Task details:
Below are some records; repeat them all exactly, minus the pictures.

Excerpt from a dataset
--------------------------------------------------
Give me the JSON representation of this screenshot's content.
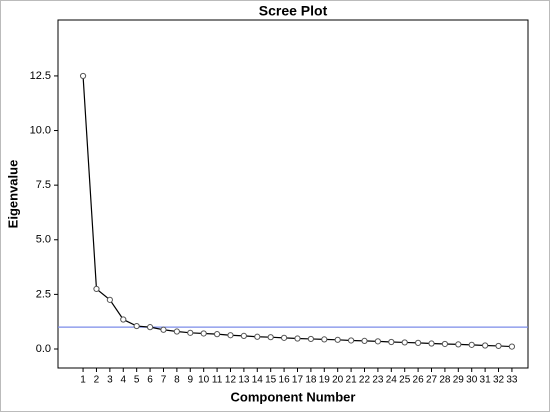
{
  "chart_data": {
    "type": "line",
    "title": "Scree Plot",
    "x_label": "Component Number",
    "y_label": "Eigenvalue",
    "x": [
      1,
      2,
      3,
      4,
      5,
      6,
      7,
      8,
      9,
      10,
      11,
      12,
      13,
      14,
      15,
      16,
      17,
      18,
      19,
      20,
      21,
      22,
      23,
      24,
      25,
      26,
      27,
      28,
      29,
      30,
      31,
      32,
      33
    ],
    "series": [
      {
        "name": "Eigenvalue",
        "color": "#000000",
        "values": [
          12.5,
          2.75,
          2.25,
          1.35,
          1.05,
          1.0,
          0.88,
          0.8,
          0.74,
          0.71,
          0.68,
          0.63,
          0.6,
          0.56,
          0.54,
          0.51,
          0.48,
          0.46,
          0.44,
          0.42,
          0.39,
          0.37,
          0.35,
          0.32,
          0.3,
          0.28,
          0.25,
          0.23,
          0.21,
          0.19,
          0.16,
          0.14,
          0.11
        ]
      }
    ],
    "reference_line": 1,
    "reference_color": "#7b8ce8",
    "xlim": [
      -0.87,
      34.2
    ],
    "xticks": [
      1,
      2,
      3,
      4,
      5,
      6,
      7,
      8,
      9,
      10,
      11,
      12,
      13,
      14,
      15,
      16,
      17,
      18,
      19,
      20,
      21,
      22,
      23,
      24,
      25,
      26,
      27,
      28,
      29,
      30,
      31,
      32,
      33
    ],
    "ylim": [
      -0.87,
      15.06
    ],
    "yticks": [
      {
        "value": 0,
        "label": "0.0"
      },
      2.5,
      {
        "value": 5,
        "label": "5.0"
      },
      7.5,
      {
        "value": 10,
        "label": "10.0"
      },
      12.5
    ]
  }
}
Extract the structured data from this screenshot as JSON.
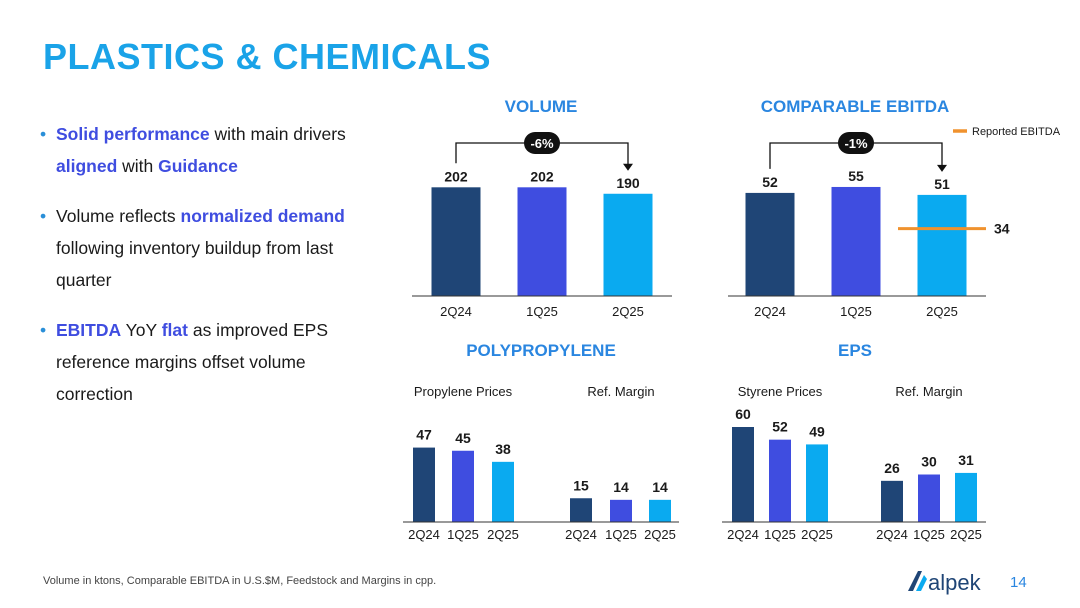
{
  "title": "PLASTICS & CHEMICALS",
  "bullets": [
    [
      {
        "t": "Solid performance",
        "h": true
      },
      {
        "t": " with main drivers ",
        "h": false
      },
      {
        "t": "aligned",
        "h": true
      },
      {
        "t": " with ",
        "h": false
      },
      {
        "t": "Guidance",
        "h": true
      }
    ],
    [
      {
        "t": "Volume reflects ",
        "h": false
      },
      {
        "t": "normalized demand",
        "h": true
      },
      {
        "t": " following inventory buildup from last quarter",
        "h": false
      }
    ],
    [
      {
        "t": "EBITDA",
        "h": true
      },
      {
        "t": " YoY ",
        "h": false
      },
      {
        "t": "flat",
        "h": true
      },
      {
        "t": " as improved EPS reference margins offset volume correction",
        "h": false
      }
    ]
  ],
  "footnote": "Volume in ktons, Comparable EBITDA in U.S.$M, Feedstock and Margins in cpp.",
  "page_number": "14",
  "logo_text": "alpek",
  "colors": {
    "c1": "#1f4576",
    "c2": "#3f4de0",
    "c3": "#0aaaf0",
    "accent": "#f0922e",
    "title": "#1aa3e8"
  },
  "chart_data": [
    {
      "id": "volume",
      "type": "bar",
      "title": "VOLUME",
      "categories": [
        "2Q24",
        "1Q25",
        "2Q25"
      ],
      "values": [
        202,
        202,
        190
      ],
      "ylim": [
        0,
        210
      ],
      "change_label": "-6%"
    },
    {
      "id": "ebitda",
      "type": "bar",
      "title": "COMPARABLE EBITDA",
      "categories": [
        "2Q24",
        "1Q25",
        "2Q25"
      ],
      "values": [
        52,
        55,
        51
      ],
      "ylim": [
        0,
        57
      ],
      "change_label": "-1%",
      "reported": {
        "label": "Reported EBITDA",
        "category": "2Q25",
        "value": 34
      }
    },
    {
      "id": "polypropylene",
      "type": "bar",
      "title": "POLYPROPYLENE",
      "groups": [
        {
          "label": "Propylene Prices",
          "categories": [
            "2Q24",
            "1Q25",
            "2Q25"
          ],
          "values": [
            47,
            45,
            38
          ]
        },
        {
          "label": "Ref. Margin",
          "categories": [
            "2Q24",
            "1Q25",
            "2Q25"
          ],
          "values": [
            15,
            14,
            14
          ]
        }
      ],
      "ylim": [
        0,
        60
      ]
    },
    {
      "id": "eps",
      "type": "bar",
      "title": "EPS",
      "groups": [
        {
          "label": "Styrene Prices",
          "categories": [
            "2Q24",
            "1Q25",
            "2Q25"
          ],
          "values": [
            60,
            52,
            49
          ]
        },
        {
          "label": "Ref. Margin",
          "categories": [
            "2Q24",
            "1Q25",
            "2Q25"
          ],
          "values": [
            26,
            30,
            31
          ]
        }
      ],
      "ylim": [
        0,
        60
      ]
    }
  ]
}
--------------------------------------------------
Exercise result:
Give me the JSON representation of this screenshot's content.
{
  "chart_data": {
    "type": "line",
    "title": "Scree Plot",
    "x_label": "Component Number",
    "y_label": "Eigenvalue",
    "x": [
      1,
      2,
      3,
      4,
      5,
      6,
      7,
      8,
      9,
      10,
      11,
      12,
      13,
      14,
      15,
      16,
      17,
      18,
      19,
      20,
      21,
      22,
      23,
      24,
      25,
      26,
      27,
      28,
      29,
      30,
      31,
      32,
      33
    ],
    "series": [
      {
        "name": "Eigenvalue",
        "color": "#000000",
        "values": [
          12.5,
          2.75,
          2.25,
          1.35,
          1.05,
          1.0,
          0.88,
          0.8,
          0.74,
          0.71,
          0.68,
          0.63,
          0.6,
          0.56,
          0.54,
          0.51,
          0.48,
          0.46,
          0.44,
          0.42,
          0.39,
          0.37,
          0.35,
          0.32,
          0.3,
          0.28,
          0.25,
          0.23,
          0.21,
          0.19,
          0.16,
          0.14,
          0.11
        ]
      }
    ],
    "reference_line": 1,
    "reference_color": "#7b8ce8",
    "xlim": [
      -0.87,
      34.2
    ],
    "xticks": [
      1,
      2,
      3,
      4,
      5,
      6,
      7,
      8,
      9,
      10,
      11,
      12,
      13,
      14,
      15,
      16,
      17,
      18,
      19,
      20,
      21,
      22,
      23,
      24,
      25,
      26,
      27,
      28,
      29,
      30,
      31,
      32,
      33
    ],
    "ylim": [
      -0.87,
      15.06
    ],
    "yticks": [
      {
        "value": 0,
        "label": "0.0"
      },
      2.5,
      {
        "value": 5,
        "label": "5.0"
      },
      7.5,
      {
        "value": 10,
        "label": "10.0"
      },
      12.5
    ]
  }
}
Extract the structured data from this screenshot as JSON.
{
  "title": "PLASTICS & CHEMICALS",
  "bullets": [
    [
      {
        "t": "Solid performance",
        "h": true
      },
      {
        "t": " with main drivers ",
        "h": false
      },
      {
        "t": "aligned",
        "h": true
      },
      {
        "t": " with ",
        "h": false
      },
      {
        "t": "Guidance",
        "h": true
      }
    ],
    [
      {
        "t": "Volume reflects ",
        "h": false
      },
      {
        "t": "normalized demand",
        "h": true
      },
      {
        "t": " following inventory buildup from last quarter",
        "h": false
      }
    ],
    [
      {
        "t": "EBITDA",
        "h": true
      },
      {
        "t": " YoY ",
        "h": false
      },
      {
        "t": "flat",
        "h": true
      },
      {
        "t": " as improved EPS reference margins offset volume correction",
        "h": false
      }
    ]
  ],
  "footnote": "Volume in ktons, Comparable EBITDA in U.S.$M, Feedstock and Margins in cpp.",
  "page_number": "14",
  "logo_text": "alpek",
  "colors": {
    "c1": "#1f4576",
    "c2": "#3f4de0",
    "c3": "#0aaaf0",
    "accent": "#f0922e",
    "title": "#1aa3e8"
  },
  "chart_data": [
    {
      "id": "volume",
      "type": "bar",
      "title": "VOLUME",
      "categories": [
        "2Q24",
        "1Q25",
        "2Q25"
      ],
      "values": [
        202,
        202,
        190
      ],
      "ylim": [
        0,
        210
      ],
      "change_label": "-6%"
    },
    {
      "id": "ebitda",
      "type": "bar",
      "title": "COMPARABLE EBITDA",
      "categories": [
        "2Q24",
        "1Q25",
        "2Q25"
      ],
      "values": [
        52,
        55,
        51
      ],
      "ylim": [
        0,
        57
      ],
      "change_label": "-1%",
      "reported": {
        "label": "Reported EBITDA",
        "category": "2Q25",
        "value": 34
      }
    },
    {
      "id": "polypropylene",
      "type": "bar",
      "title": "POLYPROPYLENE",
      "groups": [
        {
          "label": "Propylene Prices",
          "categories": [
            "2Q24",
            "1Q25",
            "2Q25"
          ],
          "values": [
            47,
            45,
            38
          ]
        },
        {
          "label": "Ref. Margin",
          "categories": [
            "2Q24",
            "1Q25",
            "2Q25"
          ],
          "values": [
            15,
            14,
            14
          ]
        }
      ],
      "ylim": [
        0,
        60
      ]
    },
    {
      "id": "eps",
      "type": "bar",
      "title": "EPS",
      "groups": [
        {
          "label": "Styrene Prices",
          "categories": [
            "2Q24",
            "1Q25",
            "2Q25"
          ],
          "values": [
            60,
            52,
            49
          ]
        },
        {
          "label": "Ref. Margin",
          "categories": [
            "2Q24",
            "1Q25",
            "2Q25"
          ],
          "values": [
            26,
            30,
            31
          ]
        }
      ],
      "ylim": [
        0,
        60
      ]
    }
  ]
}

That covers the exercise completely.